> **SUPPLIED INFORMATION**:
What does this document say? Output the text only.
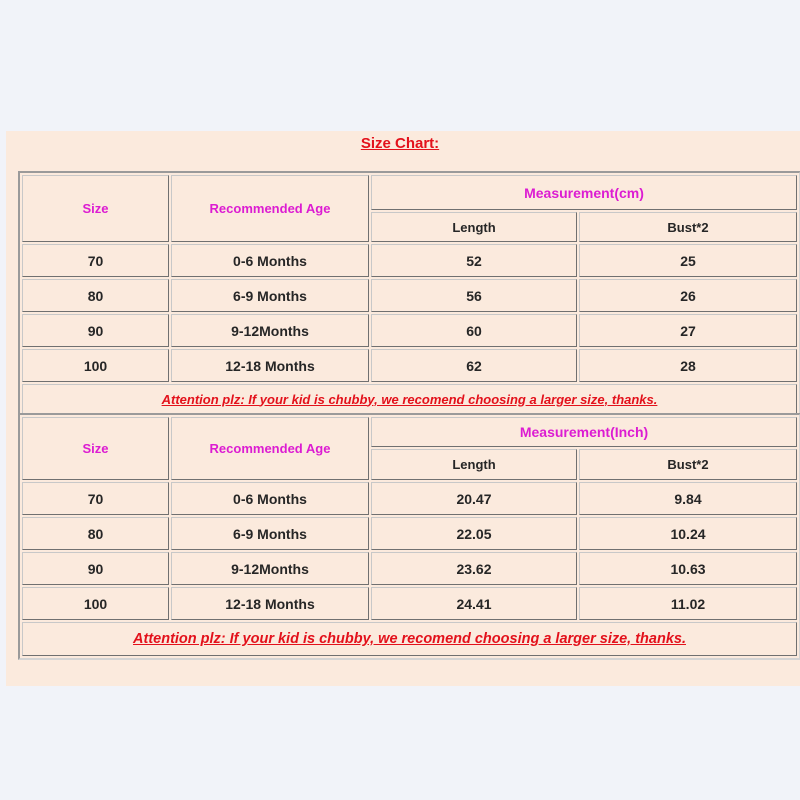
Size Chart:
Size	Recommended Age	Measurement(cm)	
		Length	Bust*2
70	0-6 Months	52	25
80	6-9 Months	56	26
90	9-12Months	60	27
100	12-18 Months	62	28
Attention plz: If your kid is chubby, we recomend choosing a larger size, thanks.			
Size	Recommended Age	Measurement(Inch)	
		Length	Bust*2
70	0-6 Months	20.47	9.84
80	6-9 Months	22.05	10.24
90	9-12Months	23.62	10.63
100	12-18 Months	24.41	11.02
Attention plz: If your kid is chubby, we recomend choosing a larger size, thanks.			
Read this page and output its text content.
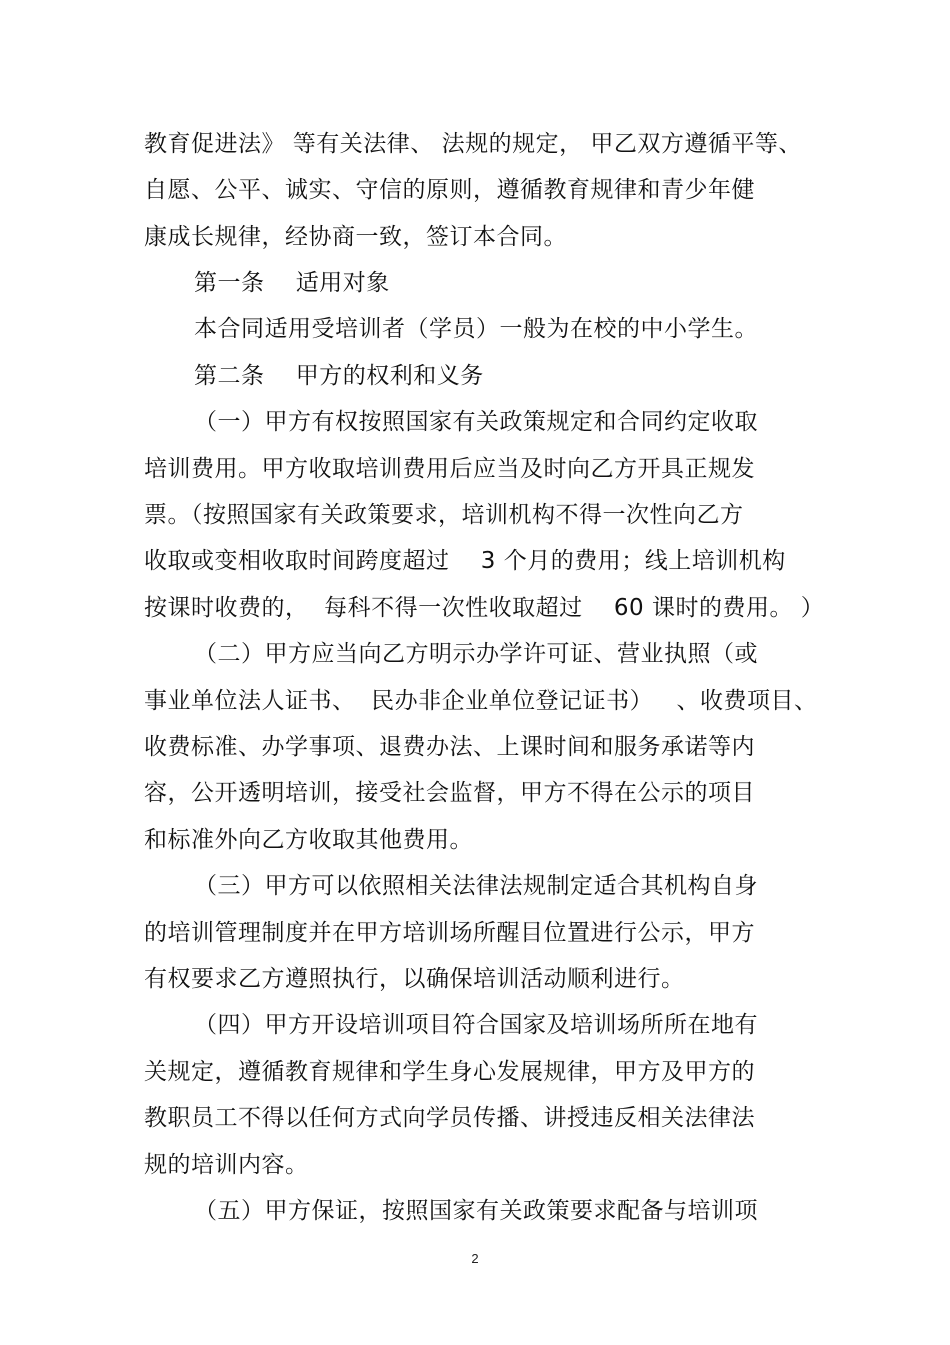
教育促进法》 等有关法律、 法规的规定， 甲乙双方遵循平等、
自愿、公平、诚实、守信的原则，遵循教育规律和青少年健
康成长规律，经协商一致，签订本合同。
第一条    适用对象
本合同适用受培训者（学员）一般为在校的中小学生。
第二条    甲方的权利和义务
（一）甲方有权按照国家有关政策规定和合同约定收取
培训费用。甲方收取培训费用后应当及时向乙方开具正规发
票。（按照国家有关政策要求，培训机构不得一次性向乙方
收取或变相收取时间跨度超过    3 个月的费用；线上培训机构
按课时收费的，  每科不得一次性收取超过    60 课时的费用。 ）
（二）甲方应当向乙方明示办学许可证、营业执照（或
事业单位法人证书、  民办非企业单位登记证书）   、收费项目、
收费标准、办学事项、退费办法、上课时间和服务承诺等内
容，公开透明培训，接受社会监督，甲方不得在公示的项目
和标准外向乙方收取其他费用。
（三）甲方可以依照相关法律法规制定适合其机构自身
的培训管理制度并在甲方培训场所醒目位置进行公示，甲方
有权要求乙方遵照执行，以确保培训活动顺利进行。
（四）甲方开设培训项目符合国家及培训场所所在地有
关规定，遵循教育规律和学生身心发展规律，甲方及甲方的
教职员工不得以任何方式向学员传播、讲授违反相关法律法
规的培训内容。
（五）甲方保证，按照国家有关政策要求配备与培训项
2
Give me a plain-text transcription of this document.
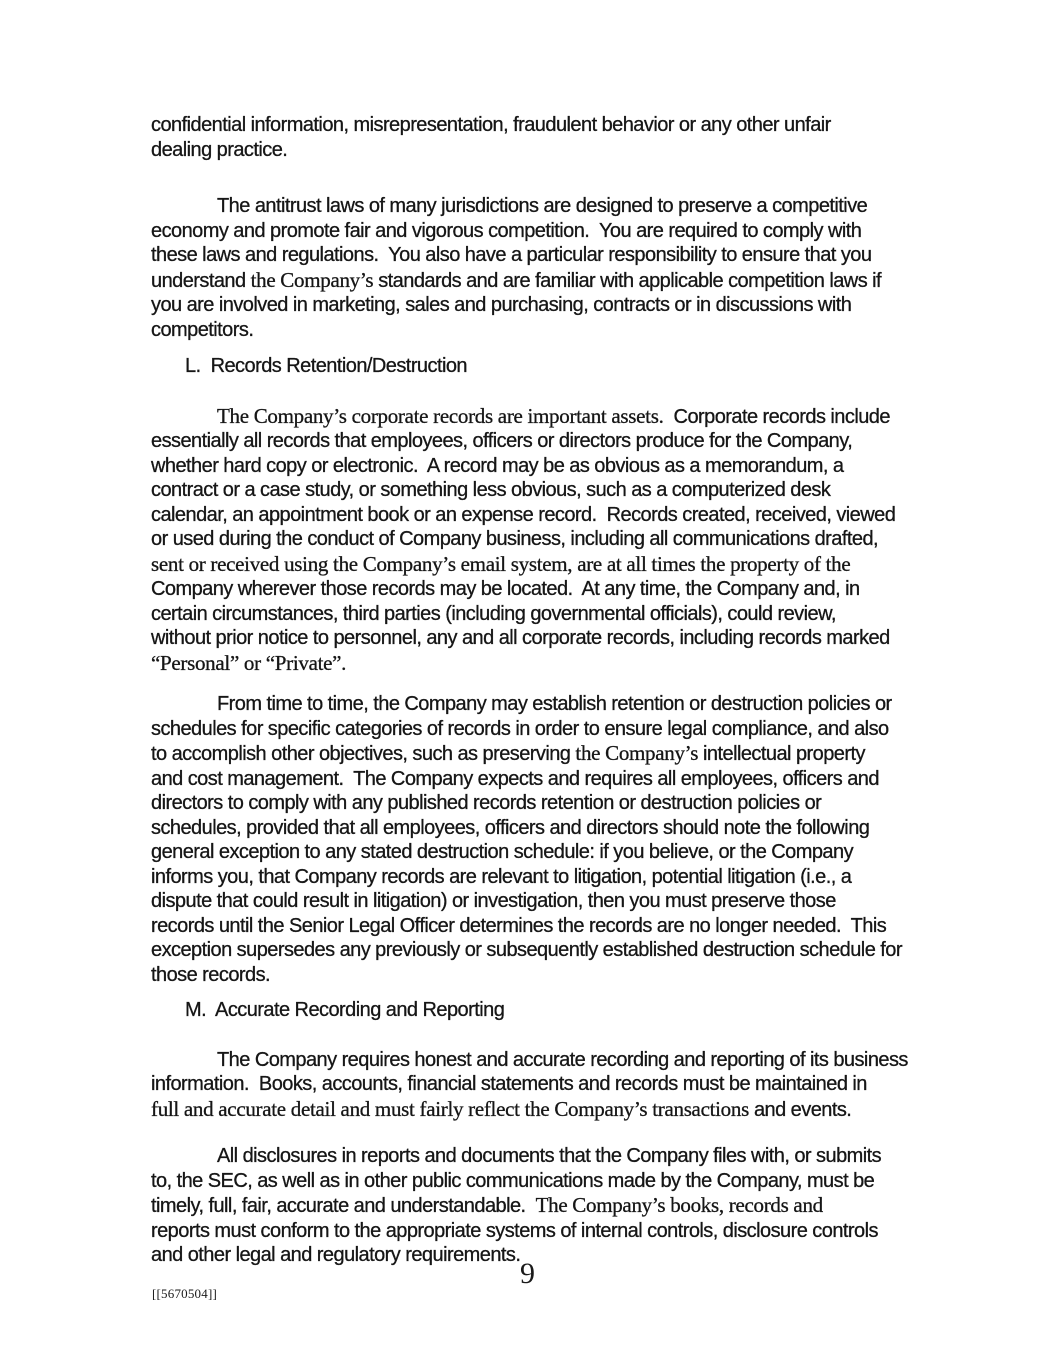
confidential information, misrepresentation, fraudulent behavior or any other unfair
dealing practice.
The antitrust laws of many jurisdictions are designed to preserve a competitive
economy and promote fair and vigorous competition.  You are required to comply with
these laws and regulations.  You also have a particular responsibility to ensure that you
understand the Company’s standards and are familiar with applicable competition laws if
you are involved in marketing, sales and purchasing, contracts or in discussions with
competitors.
L.  Records Retention/Destruction
The Company’s corporate records are important assets.  Corporate records include
essentially all records that employees, officers or directors produce for the Company,
whether hard copy or electronic.  A record may be as obvious as a memorandum, a
contract or a case study, or something less obvious, such as a computerized desk
calendar, an appointment book or an expense record.  Records created, received, viewed
or used during the conduct of Company business, including all communications drafted,
sent or received using the Company’s email system, are at all times the property of the
Company wherever those records may be located.  At any time, the Company and, in
certain circumstances, third parties (including governmental officials), could review,
without prior notice to personnel, any and all corporate records, including records marked
“Personal” or “Private”.
From time to time, the Company may establish retention or destruction policies or
schedules for specific categories of records in order to ensure legal compliance, and also
to accomplish other objectives, such as preserving the Company’s intellectual property
and cost management.  The Company expects and requires all employees, officers and
directors to comply with any published records retention or destruction policies or
schedules, provided that all employees, officers and directors should note the following
general exception to any stated destruction schedule: if you believe, or the Company
informs you, that Company records are relevant to litigation, potential litigation (i.e., a
dispute that could result in litigation) or investigation, then you must preserve those
records until the Senior Legal Officer determines the records are no longer needed.  This
exception supersedes any previously or subsequently established destruction schedule for
those records.
M.  Accurate Recording and Reporting
The Company requires honest and accurate recording and reporting of its business
information.  Books, accounts, financial statements and records must be maintained in
full and accurate detail and must fairly reflect the Company’s transactions and events.
All disclosures in reports and documents that the Company files with, or submits
to, the SEC, as well as in other public communications made by the Company, must be
timely, full, fair, accurate and understandable.  The Company’s books, records and
reports must conform to the appropriate systems of internal controls, disclosure controls
and other legal and regulatory requirements.
9
[[5670504]]
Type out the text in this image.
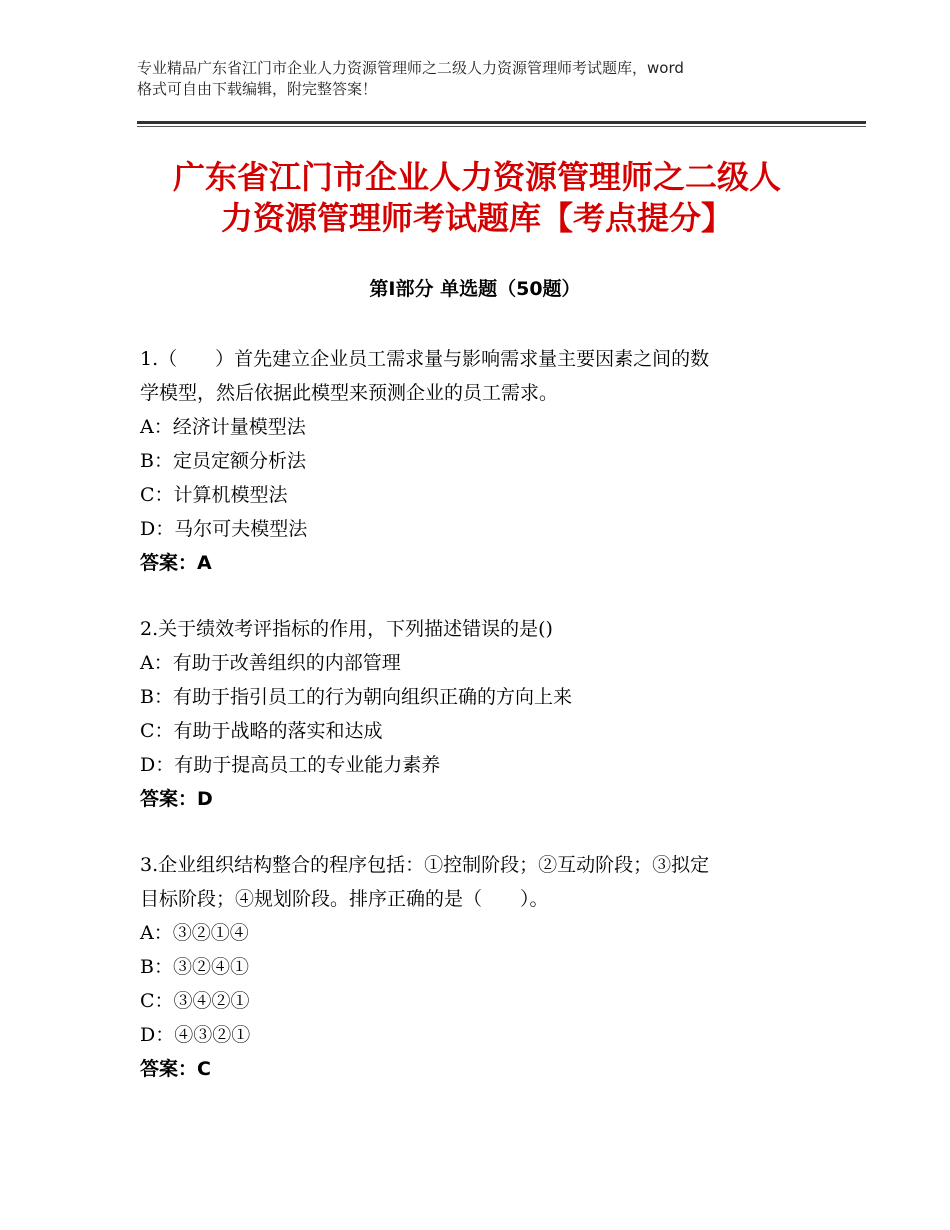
专业精品广东省江门市企业人力资源管理师之二级人力资源管理师考试题库，word
格式可自由下载编辑，附完整答案！
广东省江门市企业人力资源管理师之二级人
力资源管理师考试题库【考点提分】
第Ⅰ部分 单选题（50题）
1.（　　）首先建立企业员工需求量与影响需求量主要因素之间的数
学模型，然后依据此模型来预测企业的员工需求。
A：经济计量模型法
B：定员定额分析法
C：计算机模型法
D：马尔可夫模型法
答案：A
2.关于绩效考评指标的作用，下列描述错误的是()
A：有助于改善组织的内部管理
B：有助于指引员工的行为朝向组织正确的方向上来
C：有助于战略的落实和达成
D：有助于提高员工的专业能力素养
答案：D
3.企业组织结构整合的程序包括：①控制阶段；②互动阶段；③拟定
目标阶段；④规划阶段。排序正确的是（　　）。
A：③②①④
B：③②④①
C：③④②①
D：④③②①
答案：C
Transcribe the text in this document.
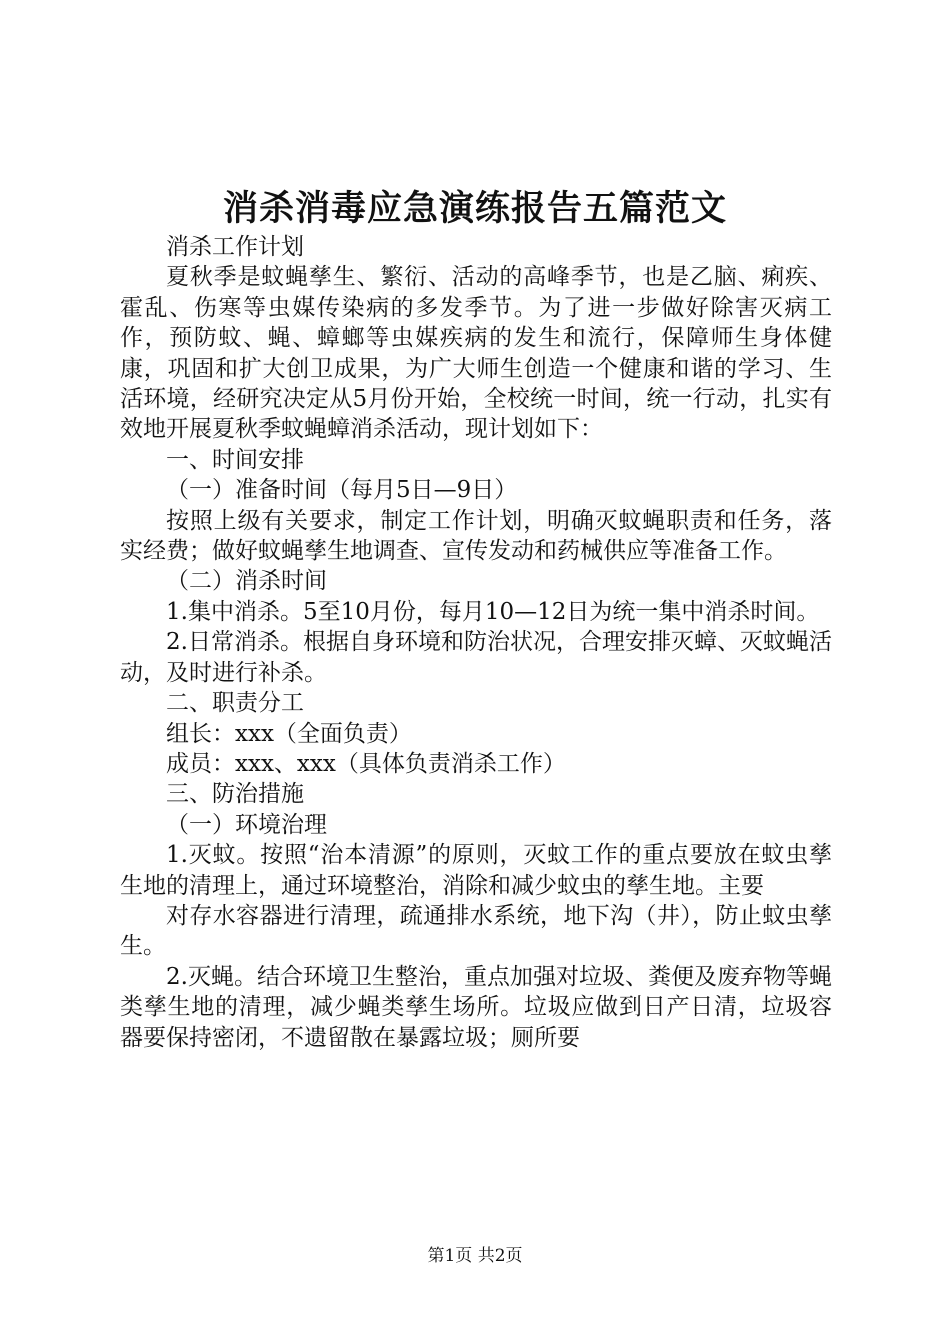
消杀消毒应急演练报告五篇范文

消杀工作计划

夏秋季是蚊蝇孳生、繁衍、活动的高峰季节，也是乙脑、痢疾、霍乱、伤寒等虫媒传染病的多发季节。为了进一步做好除害灭病工作，预防蚊、蝇、蟑螂等虫媒疾病的发生和流行，保障师生身体健康，巩固和扩大创卫成果，为广大师生创造一个健康和谐的学习、生活环境，经研究决定从5月份开始，全校统一时间，统一行动，扎实有效地开展夏秋季蚊蝇蟑消杀活动，现计划如下：

一、时间安排

（一）准备时间（每月5日—9日）

按照上级有关要求，制定工作计划，明确灭蚊蝇职责和任务，落实经费；做好蚊蝇孳生地调查、宣传发动和药械供应等准备工作。

（二）消杀时间

1.集中消杀。5至10月份，每月10—12日为统一集中消杀时间。

2.日常消杀。根据自身环境和防治状况，合理安排灭蟑、灭蚊蝇活动，及时进行补杀。

二、职责分工

组长：xxx（全面负责）

成员：xxx、xxx（具体负责消杀工作）

三、防治措施

（一）环境治理

1.灭蚊。按照“治本清源”的原则，灭蚊工作的重点要放在蚊虫孳生地的清理上，通过环境整治，消除和减少蚊虫的孳生地。主要

对存水容器进行清理，疏通排水系统，地下沟（井），防止蚊虫孳生。

2.灭蝇。结合环境卫生整治，重点加强对垃圾、粪便及废弃物等蝇类孳生地的清理，减少蝇类孳生场所。垃圾应做到日产日清，垃圾容器要保持密闭，不遗留散在暴露垃圾；厕所要

第1页 共2页
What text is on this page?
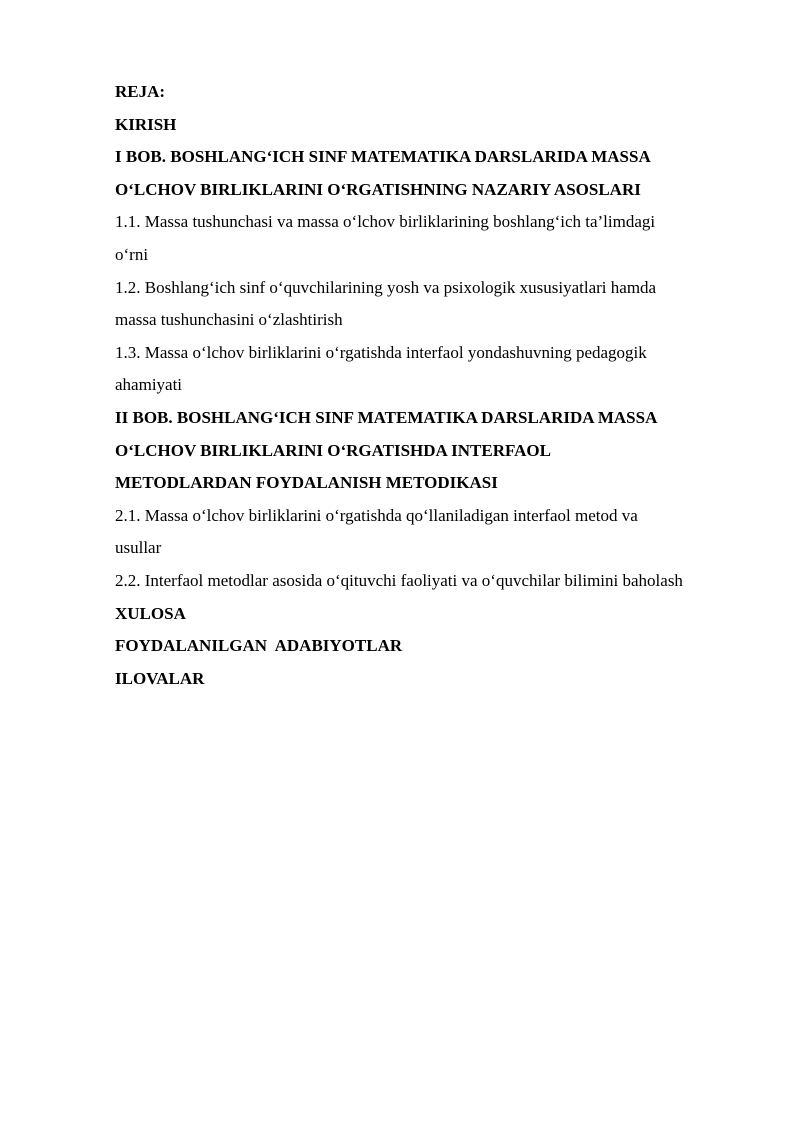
REJA:
KIRISH
I BOB. BOSHLANG‘ICH SINF MATEMATIKA DARSLARIDA MASSA
O‘LCHOV BIRLIKLARINI O‘RGATISHNING NAZARIY ASOSLARI
1.1. Massa tushunchasi va massa o‘lchov birliklarining boshlang‘ich ta’limdagi
o‘rni
1.2. Boshlang‘ich sinf o‘quvchilarining yosh va psixologik xususiyatlari hamda
massa tushunchasini o‘zlashtirish
1.3. Massa o‘lchov birliklarini o‘rgatishda interfaol yondashuvning pedagogik
ahamiyati
II BOB. BOSHLANG‘ICH SINF MATEMATIKA DARSLARIDA MASSA
O‘LCHOV BIRLIKLARINI O‘RGATISHDA INTERFAOL
METODLARDAN FOYDALANISH METODIKASI
2.1. Massa o‘lchov birliklarini o‘rgatishda qo‘llaniladigan interfaol metod va
usullar
2.2. Interfaol metodlar asosida o‘qituvchi faoliyati va o‘quvchilar bilimini baholash
XULOSA
FOYDALANILGAN  ADABIYOTLAR
ILOVALAR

> **EXERCISE**: The line that contains "Transcribe the text in this document." opens the part to copy, and the last line of the records closes it; set down those lines exactly, pictures excluded.

> **TASK RESPONSE**:
Transcribe the text in this document.
消杀消毒应急演练报告五篇范文

消杀工作计划

夏秋季是蚊蝇孳生、繁衍、活动的高峰季节，也是乙脑、痢疾、霍乱、伤寒等虫媒传染病的多发季节。为了进一步做好除害灭病工作，预防蚊、蝇、蟑螂等虫媒疾病的发生和流行，保障师生身体健康，巩固和扩大创卫成果，为广大师生创造一个健康和谐的学习、生活环境，经研究决定从5月份开始，全校统一时间，统一行动，扎实有效地开展夏秋季蚊蝇蟑消杀活动，现计划如下：

一、时间安排

（一）准备时间（每月5日—9日）

按照上级有关要求，制定工作计划，明确灭蚊蝇职责和任务，落实经费；做好蚊蝇孳生地调查、宣传发动和药械供应等准备工作。

（二）消杀时间

1.集中消杀。5至10月份，每月10—12日为统一集中消杀时间。

2.日常消杀。根据自身环境和防治状况，合理安排灭蟑、灭蚊蝇活动，及时进行补杀。

二、职责分工

组长：xxx（全面负责）

成员：xxx、xxx（具体负责消杀工作）

三、防治措施

（一）环境治理

1.灭蚊。按照“治本清源”的原则，灭蚊工作的重点要放在蚊虫孳生地的清理上，通过环境整治，消除和减少蚊虫的孳生地。主要

对存水容器进行清理，疏通排水系统，地下沟（井），防止蚊虫孳生。

2.灭蝇。结合环境卫生整治，重点加强对垃圾、粪便及废弃物等蝇类孳生地的清理，减少蝇类孳生场所。垃圾应做到日产日清，垃圾容器要保持密闭，不遗留散在暴露垃圾；厕所要

第1页 共2页
What text is on this page?
REJA:
KIRISH
I BOB. BOSHLANG‘ICH SINF MATEMATIKA DARSLARIDA MASSA
O‘LCHOV BIRLIKLARINI O‘RGATISHNING NAZARIY ASOSLARI
1.1. Massa tushunchasi va massa o‘lchov birliklarining boshlang‘ich ta’limdagi
o‘rni
1.2. Boshlang‘ich sinf o‘quvchilarining yosh va psixologik xususiyatlari hamda
massa tushunchasini o‘zlashtirish
1.3. Massa o‘lchov birliklarini o‘rgatishda interfaol yondashuvning pedagogik
ahamiyati
II BOB. BOSHLANG‘ICH SINF MATEMATIKA DARSLARIDA MASSA
O‘LCHOV BIRLIKLARINI O‘RGATISHDA INTERFAOL
METODLARDAN FOYDALANISH METODIKASI
2.1. Massa o‘lchov birliklarini o‘rgatishda qo‘llaniladigan interfaol metod va
usullar
2.2. Interfaol metodlar asosida o‘qituvchi faoliyati va o‘quvchilar bilimini baholash
XULOSA
FOYDALANILGAN  ADABIYOTLAR
ILOVALAR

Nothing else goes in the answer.